Excerpts from a figure dataset
⟨
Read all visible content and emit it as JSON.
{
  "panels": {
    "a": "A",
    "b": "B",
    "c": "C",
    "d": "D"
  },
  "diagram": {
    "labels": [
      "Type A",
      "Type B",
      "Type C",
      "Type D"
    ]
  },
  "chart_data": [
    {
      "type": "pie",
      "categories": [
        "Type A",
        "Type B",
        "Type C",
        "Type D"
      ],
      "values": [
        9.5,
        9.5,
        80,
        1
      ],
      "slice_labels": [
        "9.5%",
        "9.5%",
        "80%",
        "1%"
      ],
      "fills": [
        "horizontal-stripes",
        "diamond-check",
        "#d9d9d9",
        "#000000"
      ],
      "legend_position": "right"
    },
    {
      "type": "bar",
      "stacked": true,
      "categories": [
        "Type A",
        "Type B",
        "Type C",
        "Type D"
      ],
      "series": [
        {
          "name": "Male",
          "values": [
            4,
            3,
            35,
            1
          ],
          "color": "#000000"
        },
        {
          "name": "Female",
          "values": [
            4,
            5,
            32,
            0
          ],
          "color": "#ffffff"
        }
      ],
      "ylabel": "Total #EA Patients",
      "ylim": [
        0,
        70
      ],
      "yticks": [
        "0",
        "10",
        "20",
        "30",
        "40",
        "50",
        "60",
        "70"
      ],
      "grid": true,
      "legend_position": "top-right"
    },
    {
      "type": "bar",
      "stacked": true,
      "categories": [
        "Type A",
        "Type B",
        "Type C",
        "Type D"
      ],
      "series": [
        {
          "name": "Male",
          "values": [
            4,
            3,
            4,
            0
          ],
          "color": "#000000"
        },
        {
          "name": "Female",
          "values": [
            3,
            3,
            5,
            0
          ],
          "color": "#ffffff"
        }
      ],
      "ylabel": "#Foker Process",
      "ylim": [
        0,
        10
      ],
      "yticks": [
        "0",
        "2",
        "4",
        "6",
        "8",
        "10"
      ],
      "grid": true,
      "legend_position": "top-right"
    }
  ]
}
⟩
Your task is to extract all of the records exactly.

Read all visible content and emit it as JSON.
{
  "panels": {
    "a": "A",
    "b": "B",
    "c": "C",
    "d": "D"
  },
  "diagram": {
    "labels": [
      "Type A",
      "Type B",
      "Type C",
      "Type D"
    ]
  },
  "chart_data": [
    {
      "type": "pie",
      "categories": [
        "Type A",
        "Type B",
        "Type C",
        "Type D"
      ],
      "values": [
        9.5,
        9.5,
        80,
        1
      ],
      "slice_labels": [
        "9.5%",
        "9.5%",
        "80%",
        "1%"
      ],
      "fills": [
        "horizontal-stripes",
        "diamond-check",
        "#d9d9d9",
        "#000000"
      ],
      "legend_position": "right"
    },
    {
      "type": "bar",
      "stacked": true,
      "categories": [
        "Type A",
        "Type B",
        "Type C",
        "Type D"
      ],
      "series": [
        {
          "name": "Male",
          "values": [
            4,
            3,
            35,
            1
          ],
          "color": "#000000"
        },
        {
          "name": "Female",
          "values": [
            4,
            5,
            32,
            0
          ],
          "color": "#ffffff"
        }
      ],
      "ylabel": "Total #EA Patients",
      "ylim": [
        0,
        70
      ],
      "yticks": [
        "0",
        "10",
        "20",
        "30",
        "40",
        "50",
        "60",
        "70"
      ],
      "grid": true,
      "legend_position": "top-right"
    },
    {
      "type": "bar",
      "stacked": true,
      "categories": [
        "Type A",
        "Type B",
        "Type C",
        "Type D"
      ],
      "series": [
        {
          "name": "Male",
          "values": [
            4,
            3,
            4,
            0
          ],
          "color": "#000000"
        },
        {
          "name": "Female",
          "values": [
            3,
            3,
            5,
            0
          ],
          "color": "#ffffff"
        }
      ],
      "ylabel": "#Foker Process",
      "ylim": [
        0,
        10
      ],
      "yticks": [
        "0",
        "2",
        "4",
        "6",
        "8",
        "10"
      ],
      "grid": true,
      "legend_position": "top-right"
    }
  ]
}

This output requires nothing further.